**Input data**
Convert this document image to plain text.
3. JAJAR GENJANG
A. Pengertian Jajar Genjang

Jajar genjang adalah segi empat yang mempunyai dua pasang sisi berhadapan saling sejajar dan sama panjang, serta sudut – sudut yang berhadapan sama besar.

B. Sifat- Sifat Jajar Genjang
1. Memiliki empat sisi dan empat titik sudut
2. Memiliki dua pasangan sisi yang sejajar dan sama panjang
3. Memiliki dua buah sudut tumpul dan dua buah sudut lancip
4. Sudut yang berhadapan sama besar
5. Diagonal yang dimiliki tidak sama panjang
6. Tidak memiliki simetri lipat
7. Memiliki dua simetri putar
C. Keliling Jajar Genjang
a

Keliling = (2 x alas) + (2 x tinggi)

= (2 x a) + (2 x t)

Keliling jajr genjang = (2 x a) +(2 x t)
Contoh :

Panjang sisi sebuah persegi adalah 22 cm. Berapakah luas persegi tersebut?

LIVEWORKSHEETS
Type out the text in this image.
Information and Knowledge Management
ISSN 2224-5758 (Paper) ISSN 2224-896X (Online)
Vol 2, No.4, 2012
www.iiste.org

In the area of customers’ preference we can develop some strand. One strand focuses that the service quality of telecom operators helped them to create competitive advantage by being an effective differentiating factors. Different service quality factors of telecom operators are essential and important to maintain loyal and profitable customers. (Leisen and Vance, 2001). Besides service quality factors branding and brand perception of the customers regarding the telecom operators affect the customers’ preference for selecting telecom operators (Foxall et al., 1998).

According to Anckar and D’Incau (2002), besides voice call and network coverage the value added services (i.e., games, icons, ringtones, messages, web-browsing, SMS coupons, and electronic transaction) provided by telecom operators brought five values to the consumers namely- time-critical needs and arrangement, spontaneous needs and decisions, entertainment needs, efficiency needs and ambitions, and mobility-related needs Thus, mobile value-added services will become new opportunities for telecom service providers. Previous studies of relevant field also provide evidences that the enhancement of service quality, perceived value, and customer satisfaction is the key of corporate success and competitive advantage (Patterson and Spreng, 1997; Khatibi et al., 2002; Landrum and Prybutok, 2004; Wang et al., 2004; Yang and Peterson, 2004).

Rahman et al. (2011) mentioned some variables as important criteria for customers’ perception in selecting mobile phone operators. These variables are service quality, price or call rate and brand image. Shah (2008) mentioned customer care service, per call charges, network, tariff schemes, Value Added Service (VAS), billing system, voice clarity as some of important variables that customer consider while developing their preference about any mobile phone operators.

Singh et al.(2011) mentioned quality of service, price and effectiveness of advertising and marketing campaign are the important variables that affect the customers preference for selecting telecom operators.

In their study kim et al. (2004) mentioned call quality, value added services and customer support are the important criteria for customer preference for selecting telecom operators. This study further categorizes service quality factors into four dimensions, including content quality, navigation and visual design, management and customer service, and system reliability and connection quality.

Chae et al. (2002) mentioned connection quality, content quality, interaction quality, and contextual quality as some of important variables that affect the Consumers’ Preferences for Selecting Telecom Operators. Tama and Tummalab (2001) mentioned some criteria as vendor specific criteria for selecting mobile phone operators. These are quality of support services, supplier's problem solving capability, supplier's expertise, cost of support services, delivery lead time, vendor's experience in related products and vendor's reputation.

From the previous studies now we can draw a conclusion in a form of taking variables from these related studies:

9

**What you are asked to do**
Reproduce the material above without altering a single character.

**Response**
Convert this document image to plain text.
3. JAJAR GENJANG
A. Pengertian Jajar Genjang

Jajar genjang adalah segi empat yang mempunyai dua pasang sisi berhadapan saling sejajar dan sama panjang, serta sudut – sudut yang berhadapan sama besar.

B. Sifat- Sifat Jajar Genjang
1. Memiliki empat sisi dan empat titik sudut
2. Memiliki dua pasangan sisi yang sejajar dan sama panjang
3. Memiliki dua buah sudut tumpul dan dua buah sudut lancip
4. Sudut yang berhadapan sama besar
5. Diagonal yang dimiliki tidak sama panjang
6. Tidak memiliki simetri lipat
7. Memiliki dua simetri putar
C. Keliling Jajar Genjang
a

Keliling = (2 x alas) + (2 x tinggi)

= (2 x a) + (2 x t)

Keliling jajr genjang = (2 x a) +(2 x t)
Contoh :

Panjang sisi sebuah persegi adalah 22 cm. Berapakah luas persegi tersebut?

LIVEWORKSHEETS
Type out the text in this image.
Information and Knowledge Management
ISSN 2224-5758 (Paper) ISSN 2224-896X (Online)
Vol 2, No.4, 2012
www.iiste.org

In the area of customers’ preference we can develop some strand. One strand focuses that the service quality of telecom operators helped them to create competitive advantage by being an effective differentiating factors. Different service quality factors of telecom operators are essential and important to maintain loyal and profitable customers. (Leisen and Vance, 2001). Besides service quality factors branding and brand perception of the customers regarding the telecom operators affect the customers’ preference for selecting telecom operators (Foxall et al., 1998).

According to Anckar and D’Incau (2002), besides voice call and network coverage the value added services (i.e., games, icons, ringtones, messages, web-browsing, SMS coupons, and electronic transaction) provided by telecom operators brought five values to the consumers namely- time-critical needs and arrangement, spontaneous needs and decisions, entertainment needs, efficiency needs and ambitions, and mobility-related needs Thus, mobile value-added services will become new opportunities for telecom service providers. Previous studies of relevant field also provide evidences that the enhancement of service quality, perceived value, and customer satisfaction is the key of corporate success and competitive advantage (Patterson and Spreng, 1997; Khatibi et al., 2002; Landrum and Prybutok, 2004; Wang et al., 2004; Yang and Peterson, 2004).

Rahman et al. (2011) mentioned some variables as important criteria for customers’ perception in selecting mobile phone operators. These variables are service quality, price or call rate and brand image. Shah (2008) mentioned customer care service, per call charges, network, tariff schemes, Value Added Service (VAS), billing system, voice clarity as some of important variables that customer consider while developing their preference about any mobile phone operators.

Singh et al.(2011) mentioned quality of service, price and effectiveness of advertising and marketing campaign are the important variables that affect the customers preference for selecting telecom operators.

In their study kim et al. (2004) mentioned call quality, value added services and customer support are the important criteria for customer preference for selecting telecom operators. This study further categorizes service quality factors into four dimensions, including content quality, navigation and visual design, management and customer service, and system reliability and connection quality.

Chae et al. (2002) mentioned connection quality, content quality, interaction quality, and contextual quality as some of important variables that affect the Consumers’ Preferences for Selecting Telecom Operators. Tama and Tummalab (2001) mentioned some criteria as vendor specific criteria for selecting mobile phone operators. These are quality of support services, supplier's problem solving capability, supplier's expertise, cost of support services, delivery lead time, vendor's experience in related products and vendor's reputation.

From the previous studies now we can draw a conclusion in a form of taking variables from these related studies:

9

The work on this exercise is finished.